Excerpts from a figure dataset
- - -
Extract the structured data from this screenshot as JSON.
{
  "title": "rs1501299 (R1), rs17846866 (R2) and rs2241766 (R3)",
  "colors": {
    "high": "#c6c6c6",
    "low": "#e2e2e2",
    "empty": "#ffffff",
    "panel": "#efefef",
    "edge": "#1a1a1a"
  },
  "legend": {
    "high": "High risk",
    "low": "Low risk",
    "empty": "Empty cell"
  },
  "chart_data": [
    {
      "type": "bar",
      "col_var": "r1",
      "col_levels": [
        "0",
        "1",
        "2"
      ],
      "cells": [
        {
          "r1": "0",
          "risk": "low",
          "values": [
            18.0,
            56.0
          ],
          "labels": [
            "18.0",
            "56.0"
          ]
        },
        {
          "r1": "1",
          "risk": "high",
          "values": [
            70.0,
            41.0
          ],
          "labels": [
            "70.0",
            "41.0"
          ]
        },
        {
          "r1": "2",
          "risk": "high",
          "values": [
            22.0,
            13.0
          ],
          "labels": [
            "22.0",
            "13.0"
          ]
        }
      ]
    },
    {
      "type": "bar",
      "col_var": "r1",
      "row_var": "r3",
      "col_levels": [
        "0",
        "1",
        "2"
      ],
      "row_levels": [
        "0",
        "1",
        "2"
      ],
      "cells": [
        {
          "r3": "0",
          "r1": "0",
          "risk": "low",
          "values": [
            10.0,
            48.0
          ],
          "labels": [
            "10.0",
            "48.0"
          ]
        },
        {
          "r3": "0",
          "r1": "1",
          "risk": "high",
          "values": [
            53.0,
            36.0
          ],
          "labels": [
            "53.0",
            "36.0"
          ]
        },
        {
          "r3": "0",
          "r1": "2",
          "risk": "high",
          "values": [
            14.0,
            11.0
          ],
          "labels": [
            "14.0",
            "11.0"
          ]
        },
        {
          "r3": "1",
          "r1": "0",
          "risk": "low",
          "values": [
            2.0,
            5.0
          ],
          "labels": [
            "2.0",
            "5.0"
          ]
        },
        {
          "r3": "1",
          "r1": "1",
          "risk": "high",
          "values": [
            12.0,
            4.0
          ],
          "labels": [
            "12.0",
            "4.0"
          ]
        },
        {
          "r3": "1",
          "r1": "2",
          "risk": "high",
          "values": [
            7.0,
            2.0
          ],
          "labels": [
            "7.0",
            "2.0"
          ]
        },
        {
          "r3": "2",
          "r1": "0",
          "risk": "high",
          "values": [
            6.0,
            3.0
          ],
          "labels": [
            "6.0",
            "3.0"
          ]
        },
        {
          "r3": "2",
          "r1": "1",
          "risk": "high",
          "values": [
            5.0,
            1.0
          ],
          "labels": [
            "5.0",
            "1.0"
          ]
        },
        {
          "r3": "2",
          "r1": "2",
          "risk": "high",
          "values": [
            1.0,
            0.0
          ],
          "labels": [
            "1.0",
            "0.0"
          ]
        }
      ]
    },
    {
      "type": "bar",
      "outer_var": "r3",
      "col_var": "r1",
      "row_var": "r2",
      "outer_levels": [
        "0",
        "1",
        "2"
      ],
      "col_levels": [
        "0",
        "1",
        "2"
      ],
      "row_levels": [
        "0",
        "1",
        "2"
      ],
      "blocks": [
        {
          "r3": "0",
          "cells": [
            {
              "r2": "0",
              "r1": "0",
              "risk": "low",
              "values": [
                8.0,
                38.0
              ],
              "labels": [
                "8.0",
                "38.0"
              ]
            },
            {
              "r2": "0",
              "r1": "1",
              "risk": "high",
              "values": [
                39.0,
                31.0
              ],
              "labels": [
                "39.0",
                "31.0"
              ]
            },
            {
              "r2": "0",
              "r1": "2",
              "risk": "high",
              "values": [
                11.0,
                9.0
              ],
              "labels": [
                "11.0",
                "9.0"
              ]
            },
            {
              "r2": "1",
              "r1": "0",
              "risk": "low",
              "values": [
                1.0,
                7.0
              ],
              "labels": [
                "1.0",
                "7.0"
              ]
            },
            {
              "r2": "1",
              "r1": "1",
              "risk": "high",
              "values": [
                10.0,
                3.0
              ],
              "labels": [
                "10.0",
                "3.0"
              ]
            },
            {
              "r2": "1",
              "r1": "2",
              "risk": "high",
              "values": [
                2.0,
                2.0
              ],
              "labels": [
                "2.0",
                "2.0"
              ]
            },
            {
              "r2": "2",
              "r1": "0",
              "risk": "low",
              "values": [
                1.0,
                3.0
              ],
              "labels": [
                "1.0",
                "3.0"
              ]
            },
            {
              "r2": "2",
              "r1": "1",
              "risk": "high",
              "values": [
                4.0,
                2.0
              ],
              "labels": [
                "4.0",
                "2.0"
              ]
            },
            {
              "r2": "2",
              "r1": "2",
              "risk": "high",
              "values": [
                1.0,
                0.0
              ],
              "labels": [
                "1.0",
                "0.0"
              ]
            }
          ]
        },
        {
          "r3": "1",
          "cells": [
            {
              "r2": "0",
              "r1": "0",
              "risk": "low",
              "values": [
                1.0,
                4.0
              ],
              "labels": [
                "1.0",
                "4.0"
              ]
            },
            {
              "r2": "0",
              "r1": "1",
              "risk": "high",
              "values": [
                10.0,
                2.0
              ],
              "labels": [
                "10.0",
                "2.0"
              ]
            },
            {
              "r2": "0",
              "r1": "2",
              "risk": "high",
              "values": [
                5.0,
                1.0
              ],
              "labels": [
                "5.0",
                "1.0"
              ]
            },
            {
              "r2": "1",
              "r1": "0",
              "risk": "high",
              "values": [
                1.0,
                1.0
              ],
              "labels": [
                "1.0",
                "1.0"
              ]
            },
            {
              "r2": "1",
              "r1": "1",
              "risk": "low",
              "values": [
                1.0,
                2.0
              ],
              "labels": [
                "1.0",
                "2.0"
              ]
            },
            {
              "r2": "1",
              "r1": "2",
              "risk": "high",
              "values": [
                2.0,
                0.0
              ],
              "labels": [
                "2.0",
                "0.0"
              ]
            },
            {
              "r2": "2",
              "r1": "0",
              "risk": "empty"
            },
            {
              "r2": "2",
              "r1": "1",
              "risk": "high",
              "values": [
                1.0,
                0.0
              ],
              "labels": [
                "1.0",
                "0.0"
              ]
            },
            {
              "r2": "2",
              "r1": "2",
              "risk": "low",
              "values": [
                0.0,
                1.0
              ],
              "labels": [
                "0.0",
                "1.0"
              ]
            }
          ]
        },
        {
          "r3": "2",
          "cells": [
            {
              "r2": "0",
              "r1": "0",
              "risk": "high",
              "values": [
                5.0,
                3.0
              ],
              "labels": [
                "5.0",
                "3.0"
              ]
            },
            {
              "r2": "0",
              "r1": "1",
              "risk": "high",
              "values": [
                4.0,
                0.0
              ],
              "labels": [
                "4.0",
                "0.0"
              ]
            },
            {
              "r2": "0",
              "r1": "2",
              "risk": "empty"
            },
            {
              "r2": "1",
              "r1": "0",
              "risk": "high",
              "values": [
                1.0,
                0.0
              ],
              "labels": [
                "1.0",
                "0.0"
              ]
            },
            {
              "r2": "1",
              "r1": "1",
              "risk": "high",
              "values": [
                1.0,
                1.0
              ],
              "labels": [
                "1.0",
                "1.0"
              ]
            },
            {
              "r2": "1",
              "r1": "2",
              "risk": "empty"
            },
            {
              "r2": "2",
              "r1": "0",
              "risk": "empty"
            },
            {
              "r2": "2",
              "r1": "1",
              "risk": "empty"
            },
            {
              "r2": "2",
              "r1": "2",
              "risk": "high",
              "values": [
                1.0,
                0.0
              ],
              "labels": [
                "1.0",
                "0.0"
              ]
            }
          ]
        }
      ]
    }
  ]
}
- - -
What the exercise asks: Your task is to repeat the data exactly, with nothing left out.

Completed task:
Extract the structured data from this screenshot as JSON.
{
  "title": "rs1501299 (R1), rs17846866 (R2) and rs2241766 (R3)",
  "colors": {
    "high": "#c6c6c6",
    "low": "#e2e2e2",
    "empty": "#ffffff",
    "panel": "#efefef",
    "edge": "#1a1a1a"
  },
  "legend": {
    "high": "High risk",
    "low": "Low risk",
    "empty": "Empty cell"
  },
  "chart_data": [
    {
      "type": "bar",
      "col_var": "r1",
      "col_levels": [
        "0",
        "1",
        "2"
      ],
      "cells": [
        {
          "r1": "0",
          "risk": "low",
          "values": [
            18.0,
            56.0
          ],
          "labels": [
            "18.0",
            "56.0"
          ]
        },
        {
          "r1": "1",
          "risk": "high",
          "values": [
            70.0,
            41.0
          ],
          "labels": [
            "70.0",
            "41.0"
          ]
        },
        {
          "r1": "2",
          "risk": "high",
          "values": [
            22.0,
            13.0
          ],
          "labels": [
            "22.0",
            "13.0"
          ]
        }
      ]
    },
    {
      "type": "bar",
      "col_var": "r1",
      "row_var": "r3",
      "col_levels": [
        "0",
        "1",
        "2"
      ],
      "row_levels": [
        "0",
        "1",
        "2"
      ],
      "cells": [
        {
          "r3": "0",
          "r1": "0",
          "risk": "low",
          "values": [
            10.0,
            48.0
          ],
          "labels": [
            "10.0",
            "48.0"
          ]
        },
        {
          "r3": "0",
          "r1": "1",
          "risk": "high",
          "values": [
            53.0,
            36.0
          ],
          "labels": [
            "53.0",
            "36.0"
          ]
        },
        {
          "r3": "0",
          "r1": "2",
          "risk": "high",
          "values": [
            14.0,
            11.0
          ],
          "labels": [
            "14.0",
            "11.0"
          ]
        },
        {
          "r3": "1",
          "r1": "0",
          "risk": "low",
          "values": [
            2.0,
            5.0
          ],
          "labels": [
            "2.0",
            "5.0"
          ]
        },
        {
          "r3": "1",
          "r1": "1",
          "risk": "high",
          "values": [
            12.0,
            4.0
          ],
          "labels": [
            "12.0",
            "4.0"
          ]
        },
        {
          "r3": "1",
          "r1": "2",
          "risk": "high",
          "values": [
            7.0,
            2.0
          ],
          "labels": [
            "7.0",
            "2.0"
          ]
        },
        {
          "r3": "2",
          "r1": "0",
          "risk": "high",
          "values": [
            6.0,
            3.0
          ],
          "labels": [
            "6.0",
            "3.0"
          ]
        },
        {
          "r3": "2",
          "r1": "1",
          "risk": "high",
          "values": [
            5.0,
            1.0
          ],
          "labels": [
            "5.0",
            "1.0"
          ]
        },
        {
          "r3": "2",
          "r1": "2",
          "risk": "high",
          "values": [
            1.0,
            0.0
          ],
          "labels": [
            "1.0",
            "0.0"
          ]
        }
      ]
    },
    {
      "type": "bar",
      "outer_var": "r3",
      "col_var": "r1",
      "row_var": "r2",
      "outer_levels": [
        "0",
        "1",
        "2"
      ],
      "col_levels": [
        "0",
        "1",
        "2"
      ],
      "row_levels": [
        "0",
        "1",
        "2"
      ],
      "blocks": [
        {
          "r3": "0",
          "cells": [
            {
              "r2": "0",
              "r1": "0",
              "risk": "low",
              "values": [
                8.0,
                38.0
              ],
              "labels": [
                "8.0",
                "38.0"
              ]
            },
            {
              "r2": "0",
              "r1": "1",
              "risk": "high",
              "values": [
                39.0,
                31.0
              ],
              "labels": [
                "39.0",
                "31.0"
              ]
            },
            {
              "r2": "0",
              "r1": "2",
              "risk": "high",
              "values": [
                11.0,
                9.0
              ],
              "labels": [
                "11.0",
                "9.0"
              ]
            },
            {
              "r2": "1",
              "r1": "0",
              "risk": "low",
              "values": [
                1.0,
                7.0
              ],
              "labels": [
                "1.0",
                "7.0"
              ]
            },
            {
              "r2": "1",
              "r1": "1",
              "risk": "high",
              "values": [
                10.0,
                3.0
              ],
              "labels": [
                "10.0",
                "3.0"
              ]
            },
            {
              "r2": "1",
              "r1": "2",
              "risk": "high",
              "values": [
                2.0,
                2.0
              ],
              "labels": [
                "2.0",
                "2.0"
              ]
            },
            {
              "r2": "2",
              "r1": "0",
              "risk": "low",
              "values": [
                1.0,
                3.0
              ],
              "labels": [
                "1.0",
                "3.0"
              ]
            },
            {
              "r2": "2",
              "r1": "1",
              "risk": "high",
              "values": [
                4.0,
                2.0
              ],
              "labels": [
                "4.0",
                "2.0"
              ]
            },
            {
              "r2": "2",
              "r1": "2",
              "risk": "high",
              "values": [
                1.0,
                0.0
              ],
              "labels": [
                "1.0",
                "0.0"
              ]
            }
          ]
        },
        {
          "r3": "1",
          "cells": [
            {
              "r2": "0",
              "r1": "0",
              "risk": "low",
              "values": [
                1.0,
                4.0
              ],
              "labels": [
                "1.0",
                "4.0"
              ]
            },
            {
              "r2": "0",
              "r1": "1",
              "risk": "high",
              "values": [
                10.0,
                2.0
              ],
              "labels": [
                "10.0",
                "2.0"
              ]
            },
            {
              "r2": "0",
              "r1": "2",
              "risk": "high",
              "values": [
                5.0,
                1.0
              ],
              "labels": [
                "5.0",
                "1.0"
              ]
            },
            {
              "r2": "1",
              "r1": "0",
              "risk": "high",
              "values": [
                1.0,
                1.0
              ],
              "labels": [
                "1.0",
                "1.0"
              ]
            },
            {
              "r2": "1",
              "r1": "1",
              "risk": "low",
              "values": [
                1.0,
                2.0
              ],
              "labels": [
                "1.0",
                "2.0"
              ]
            },
            {
              "r2": "1",
              "r1": "2",
              "risk": "high",
              "values": [
                2.0,
                0.0
              ],
              "labels": [
                "2.0",
                "0.0"
              ]
            },
            {
              "r2": "2",
              "r1": "0",
              "risk": "empty"
            },
            {
              "r2": "2",
              "r1": "1",
              "risk": "high",
              "values": [
                1.0,
                0.0
              ],
              "labels": [
                "1.0",
                "0.0"
              ]
            },
            {
              "r2": "2",
              "r1": "2",
              "risk": "low",
              "values": [
                0.0,
                1.0
              ],
              "labels": [
                "0.0",
                "1.0"
              ]
            }
          ]
        },
        {
          "r3": "2",
          "cells": [
            {
              "r2": "0",
              "r1": "0",
              "risk": "high",
              "values": [
                5.0,
                3.0
              ],
              "labels": [
                "5.0",
                "3.0"
              ]
            },
            {
              "r2": "0",
              "r1": "1",
              "risk": "high",
              "values": [
                4.0,
                0.0
              ],
              "labels": [
                "4.0",
                "0.0"
              ]
            },
            {
              "r2": "0",
              "r1": "2",
              "risk": "empty"
            },
            {
              "r2": "1",
              "r1": "0",
              "risk": "high",
              "values": [
                1.0,
                0.0
              ],
              "labels": [
                "1.0",
                "0.0"
              ]
            },
            {
              "r2": "1",
              "r1": "1",
              "risk": "high",
              "values": [
                1.0,
                1.0
              ],
              "labels": [
                "1.0",
                "1.0"
              ]
            },
            {
              "r2": "1",
              "r1": "2",
              "risk": "empty"
            },
            {
              "r2": "2",
              "r1": "0",
              "risk": "empty"
            },
            {
              "r2": "2",
              "r1": "1",
              "risk": "empty"
            },
            {
              "r2": "2",
              "r1": "2",
              "risk": "high",
              "values": [
                1.0,
                0.0
              ],
              "labels": [
                "1.0",
                "0.0"
              ]
            }
          ]
        }
      ]
    }
  ]
}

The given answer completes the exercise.